■ **INSTRUCTIONS FOR THE TASK**: Collect all lines from the listing that include the string "watermark".

(Stored data)

━━━━━━━━━━━━━━━━━━━━

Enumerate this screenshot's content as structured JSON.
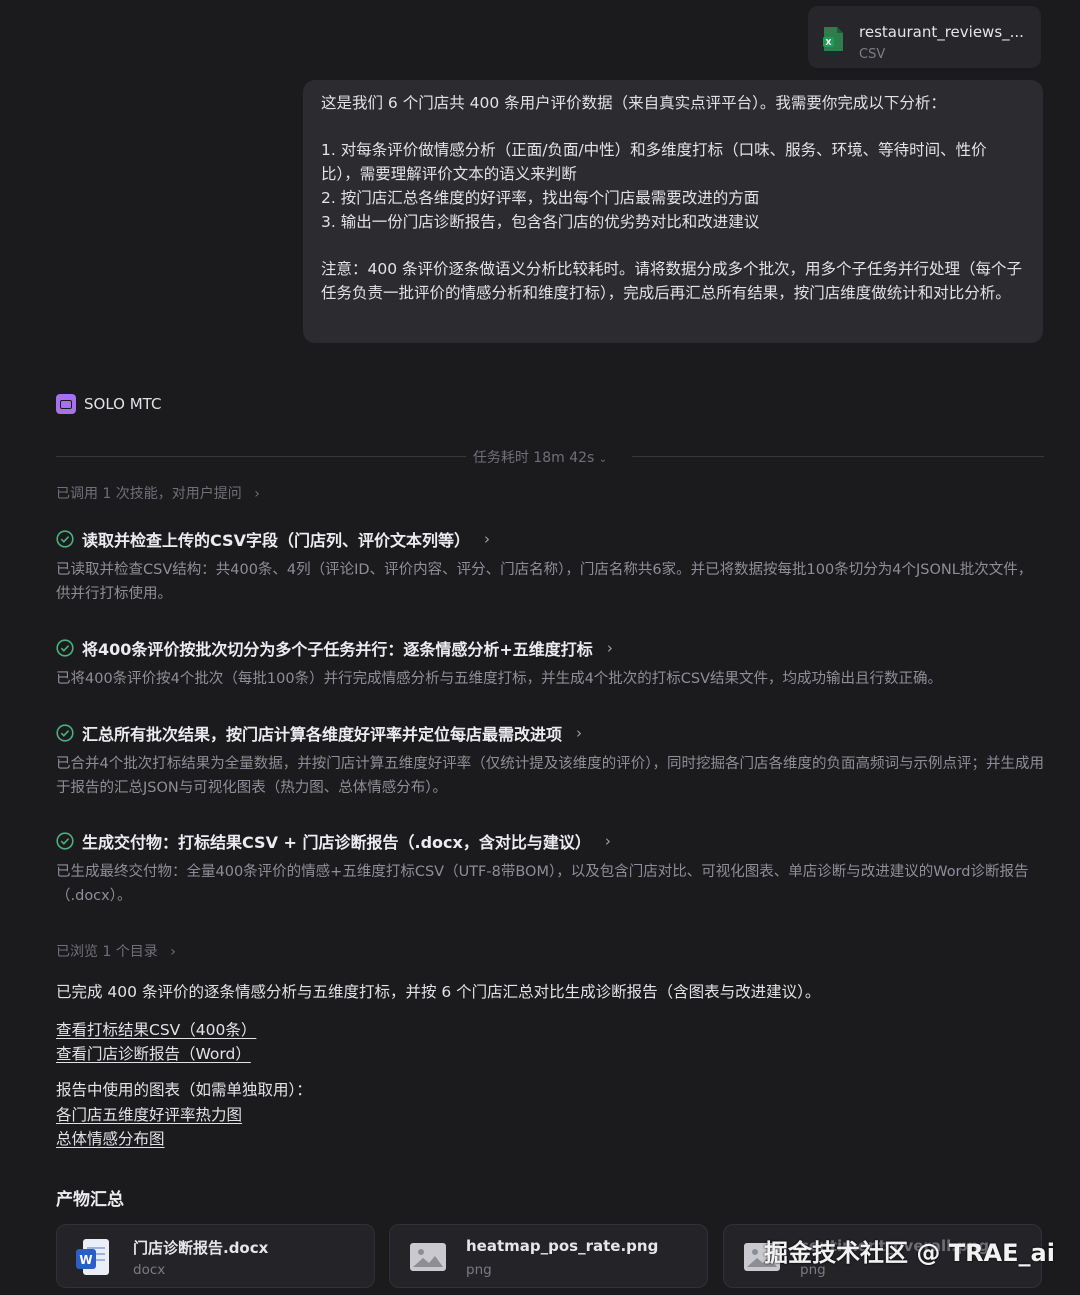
{
  "attachment": {
    "name": "restaurant_reviews_...",
    "type": "CSV"
  },
  "user_message": {
    "intro": "这是我们 6 个门店共 400 条用户评价数据（来自真实点评平台）。我需要你完成以下分析：",
    "item1": "1. 对每条评价做情感分析（正面/负面/中性）和多维度打标（口味、服务、环境、等待时间、性价比），需要理解评价文本的语义来判断",
    "item2": "2. 按门店汇总各维度的好评率，找出每个门店最需要改进的方面",
    "item3": "3. 输出一份门店诊断报告，包含各门店的优劣势对比和改进建议",
    "note": "注意：400 条评价逐条做语义分析比较耗时。请将数据分成多个批次，用多个子任务并行处理（每个子任务负责一批评价的情感分析和维度打标），完成后再汇总所有结果，按门店维度做统计和对比分析。"
  },
  "agent": {
    "name": "SOLO MTC"
  },
  "task_time": "任务耗时 18m 42s",
  "skills_line": "已调用 1 次技能，对用户提问",
  "steps": [
    {
      "title": "读取并检查上传的CSV字段（门店列、评价文本列等）",
      "desc": "已读取并检查CSV结构：共400条、4列（评论ID、评价内容、评分、门店名称），门店名称共6家。并已将数据按每批100条切分为4个JSONL批次文件，供并行打标使用。"
    },
    {
      "title": "将400条评价按批次切分为多个子任务并行：逐条情感分析+五维度打标",
      "desc": "已将400条评价按4个批次（每批100条）并行完成情感分析与五维度打标，并生成4个批次的打标CSV结果文件，均成功输出且行数正确。"
    },
    {
      "title": "汇总所有批次结果，按门店计算各维度好评率并定位每店最需改进项",
      "desc": "已合并4个批次打标结果为全量数据，并按门店计算五维度好评率（仅统计提及该维度的评价），同时挖掘各门店各维度的负面高频词与示例点评；并生成用于报告的汇总JSON与可视化图表（热力图、总体情感分布）。"
    },
    {
      "title": "生成交付物：打标结果CSV + 门店诊断报告（.docx，含对比与建议）",
      "desc": "已生成最终交付物：全量400条评价的情感+五维度打标CSV（UTF-8带BOM），以及包含门店对比、可视化图表、单店诊断与改进建议的Word诊断报告（.docx）。"
    }
  ],
  "browse_line": "已浏览 1 个目录",
  "summary": "已完成 400 条评价的逐条情感分析与五维度打标，并按 6 个门店汇总对比生成诊断报告（含图表与改进建议）。",
  "links": {
    "csv": "查看打标结果CSV（400条）",
    "report": "查看门店诊断报告（Word）",
    "heatmap": "各门店五维度好评率热力图",
    "sentiment": "总体情感分布图"
  },
  "charts_note": "报告中使用的图表（如需单独取用）：",
  "artifacts_title": "产物汇总",
  "artifacts": [
    {
      "name": "门店诊断报告.docx",
      "type": "docx"
    },
    {
      "name": "heatmap_pos_rate.png",
      "type": "png"
    },
    {
      "name": "sentiment_overall.png",
      "type": "png"
    }
  ],
  "watermark": "掘金技术社区 @ TRAE_ai",
  "colors": {
    "background": "#1b1b1e",
    "accent_green": "#4caf7d",
    "agent_purple": "#a770ef"
  }
}
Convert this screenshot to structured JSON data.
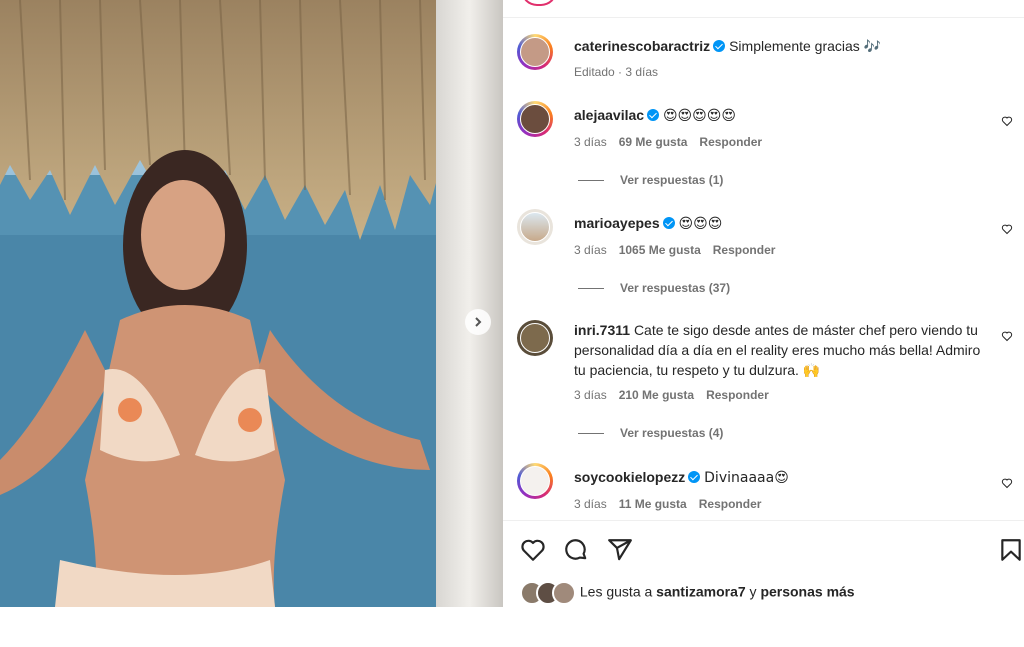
{
  "post": {
    "author": "caterinescobaractriz",
    "caption": "Simplemente gracias",
    "caption_emoji": "🎶",
    "caption_meta": "Editado · 3 días"
  },
  "comments": [
    {
      "user": "alejaavilac",
      "text": "😍😍😍😍😍",
      "time": "3 días",
      "likes": "69 Me gusta",
      "reply": "Responder",
      "view_replies": "Ver respuestas (1)"
    },
    {
      "user": "marioayepes",
      "text": "😍😍😍",
      "time": "3 días",
      "likes": "1065 Me gusta",
      "reply": "Responder",
      "view_replies": "Ver respuestas (37)"
    },
    {
      "user": "inri.7311",
      "text": "Cate te sigo desde antes de máster chef pero viendo tu personalidad día a día en el reality eres mucho más bella! Admiro tu paciencia, tu respeto y tu dulzura. 🙌",
      "time": "3 días",
      "likes": "210 Me gusta",
      "reply": "Responder",
      "view_replies": "Ver respuestas (4)"
    },
    {
      "user": "soycookielopezz",
      "text": "Divinaaaa😍",
      "time": "3 días",
      "likes": "11 Me gusta",
      "reply": "Responder"
    }
  ],
  "likes_line": {
    "prefix": "Les gusta a",
    "user": "santizamora7",
    "mid": "y",
    "suffix": "personas más"
  },
  "icons": {
    "like": "heart-icon",
    "comment": "comment-icon",
    "share": "share-icon",
    "save": "bookmark-icon",
    "next": "chevron-right-icon"
  },
  "colors": {
    "verified": "#0095f6",
    "meta_text": "#737373",
    "text": "#262626"
  }
}
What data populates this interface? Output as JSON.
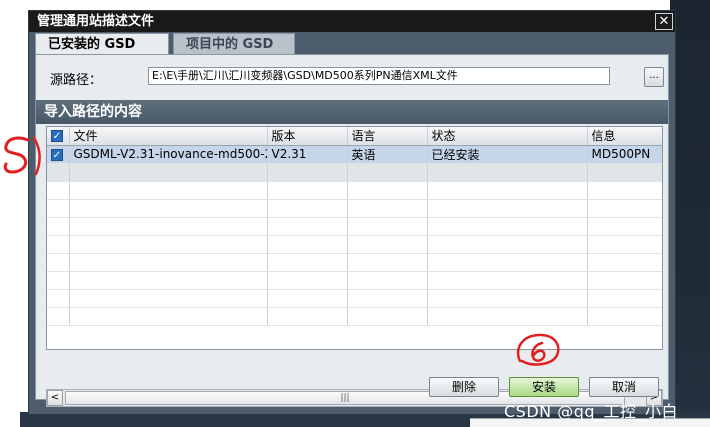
{
  "dialog": {
    "title": "管理通用站描述文件",
    "close_label": "✕"
  },
  "tabs": [
    {
      "label": "已安装的 GSD"
    },
    {
      "label": "项目中的 GSD"
    }
  ],
  "source": {
    "label": "源路径：",
    "value": "E:\\E\\手册\\汇川\\汇川变频器\\GSD\\MD500系列PN通信XML文件",
    "browse_label": "..."
  },
  "section_title": "导入路径的内容",
  "table": {
    "headers": [
      "文件",
      "版本",
      "语言",
      "状态",
      "信息"
    ],
    "rows": [
      {
        "checked": true,
        "file": "GSDML-V2.31-inovance-md500-2...",
        "version": "V2.31",
        "language": "英语",
        "status": "已经安装",
        "info": "MD500PN"
      }
    ]
  },
  "scrollbar": {
    "left": "<",
    "thumb": "|||",
    "right": ">"
  },
  "buttons": {
    "delete": "删除",
    "install": "安装",
    "cancel": "取消"
  },
  "annotations": {
    "step5": "5",
    "step6": "6"
  },
  "watermark": "CSDN @qq_工控_小白",
  "colors": {
    "selected_row": "#c6d6ea",
    "install_button": "#a9d987",
    "annotation": "#e02020"
  }
}
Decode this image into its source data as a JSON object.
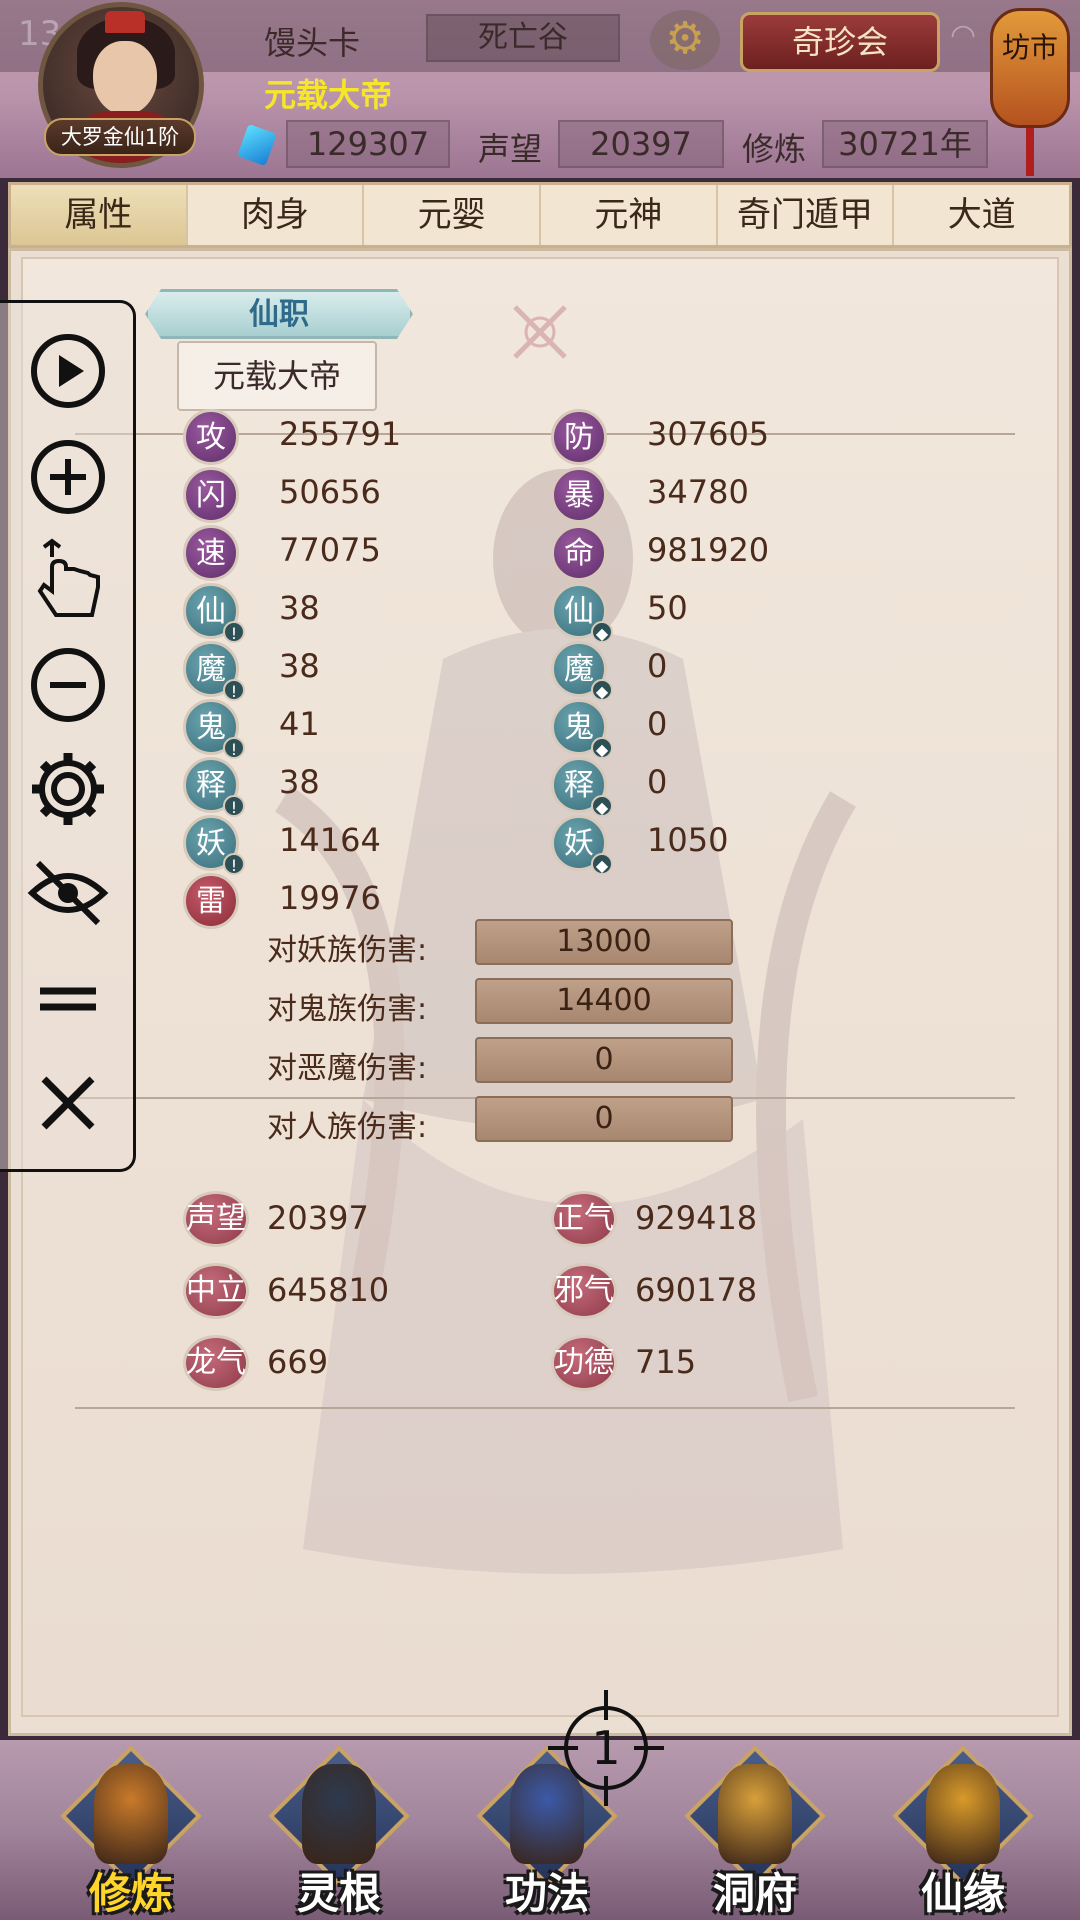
{
  "header": {
    "status_time": "13:36",
    "player_id": "馒头卡",
    "area": "死亡谷",
    "player_title": "元载大帝",
    "rank_badge": "大罗金仙1阶",
    "market_button": "奇珍会",
    "lantern_text": "坊市",
    "gems": "129307",
    "reputation_label": "声望",
    "reputation": "20397",
    "cultivation_label": "修炼",
    "cultivation": "30721年"
  },
  "tabs": [
    "属性",
    "肉身",
    "元婴",
    "元神",
    "奇门遁甲",
    "大道"
  ],
  "rank": {
    "section_title": "仙职",
    "value": "元载大帝"
  },
  "stats_left": [
    {
      "icon": "攻",
      "value": "255791",
      "color": "purple"
    },
    {
      "icon": "闪",
      "value": "50656",
      "color": "purple"
    },
    {
      "icon": "速",
      "value": "77075",
      "color": "purple"
    },
    {
      "icon": "仙",
      "value": "38",
      "color": "teal"
    },
    {
      "icon": "魔",
      "value": "38",
      "color": "teal"
    },
    {
      "icon": "鬼",
      "value": "41",
      "color": "teal"
    },
    {
      "icon": "释",
      "value": "38",
      "color": "teal"
    },
    {
      "icon": "妖",
      "value": "14164",
      "color": "teal"
    },
    {
      "icon": "雷",
      "value": "19976",
      "color": "red"
    }
  ],
  "stats_right": [
    {
      "icon": "防",
      "value": "307605",
      "color": "purple"
    },
    {
      "icon": "暴",
      "value": "34780",
      "color": "purple"
    },
    {
      "icon": "命",
      "value": "981920",
      "color": "purple"
    },
    {
      "icon": "仙",
      "value": "50",
      "color": "teal"
    },
    {
      "icon": "魔",
      "value": "0",
      "color": "teal"
    },
    {
      "icon": "鬼",
      "value": "0",
      "color": "teal"
    },
    {
      "icon": "释",
      "value": "0",
      "color": "teal"
    },
    {
      "icon": "妖",
      "value": "1050",
      "color": "teal"
    }
  ],
  "damage": [
    {
      "label": "对妖族伤害:",
      "value": "13000"
    },
    {
      "label": "对鬼族伤害:",
      "value": "14400"
    },
    {
      "label": "对恶魔伤害:",
      "value": "0"
    },
    {
      "label": "对人族伤害:",
      "value": "0"
    }
  ],
  "reputation_stats": [
    {
      "label": "声望",
      "value": "20397"
    },
    {
      "label": "正气",
      "value": "929418"
    },
    {
      "label": "中立",
      "value": "645810"
    },
    {
      "label": "邪气",
      "value": "690178"
    },
    {
      "label": "龙气",
      "value": "669"
    },
    {
      "label": "功德",
      "value": "715"
    }
  ],
  "toolbar": [
    "play-icon",
    "plus-circle-icon",
    "swipe-hand-icon",
    "minus-circle-icon",
    "gear-icon",
    "eye-off-icon",
    "double-line-icon",
    "close-icon"
  ],
  "crosshair_label": "1",
  "bottom_nav": [
    {
      "label": "修炼",
      "active": true
    },
    {
      "label": "灵根",
      "active": false
    },
    {
      "label": "功法",
      "active": false
    },
    {
      "label": "洞府",
      "active": false
    },
    {
      "label": "仙缘",
      "active": false
    }
  ],
  "colors": {
    "title_yellow": "#f5e62a",
    "stat_purple": "#5e2d6a",
    "stat_teal": "#3a6e7c",
    "stat_red": "#8a2c3a",
    "nav_active": "#ffd52a"
  }
}
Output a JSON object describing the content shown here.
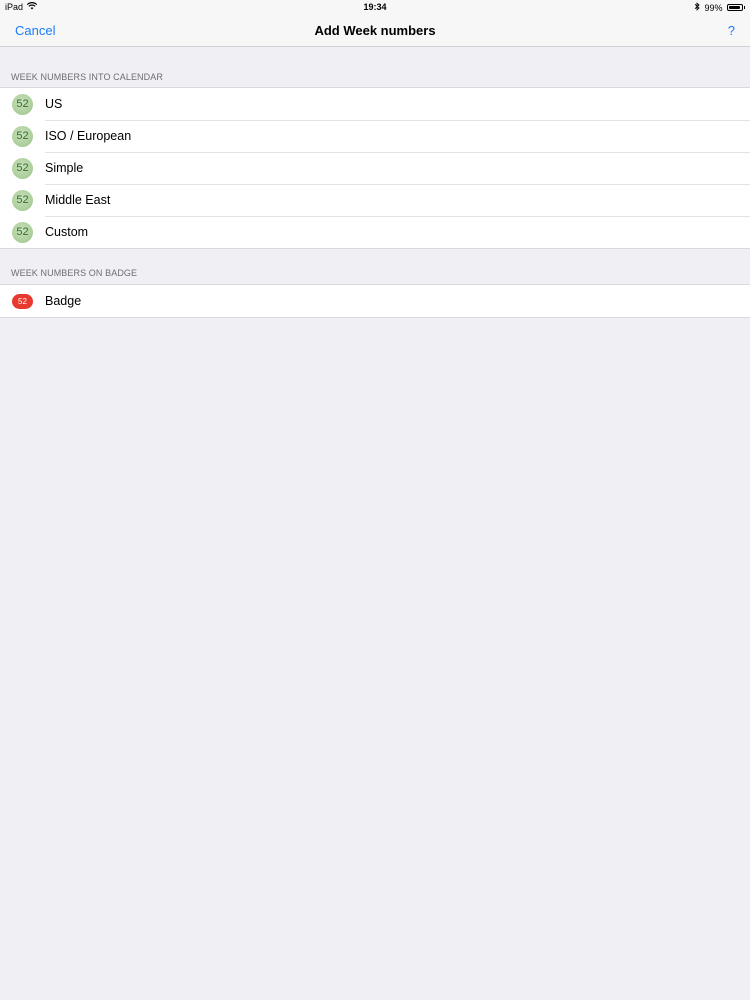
{
  "status_bar": {
    "device": "iPad",
    "time": "19:34",
    "battery": "99%",
    "battery_level": 0.99,
    "icons": [
      "wifi-icon",
      "bluetooth-icon",
      "battery-icon"
    ]
  },
  "nav": {
    "cancel_label": "Cancel",
    "title": "Add Week numbers",
    "help_label": "?"
  },
  "sections": {
    "calendar": {
      "header": "WEEK NUMBERS INTO CALENDAR",
      "items": [
        {
          "icon_text": "52",
          "label": "US"
        },
        {
          "icon_text": "52",
          "label": "ISO / European"
        },
        {
          "icon_text": "52",
          "label": "Simple"
        },
        {
          "icon_text": "52",
          "label": "Middle East"
        },
        {
          "icon_text": "52",
          "label": "Custom"
        }
      ]
    },
    "badge": {
      "header": "WEEK NUMBERS ON BADGE",
      "items": [
        {
          "icon_text": "52",
          "label": "Badge"
        }
      ]
    }
  },
  "colors": {
    "accent": "#1a7cf5",
    "background": "#efeff4",
    "week_icon_green": "#a9cd98",
    "badge_red": "#e8392f"
  }
}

━━━━━━━━━━━━━━━━━━━━

■ **RESPONSE TO THE EXERCISE**:
  "watermark": "掘金技术社区 @ TRAE_ai",
  "watermark": "CSDN @qq_工控_小白",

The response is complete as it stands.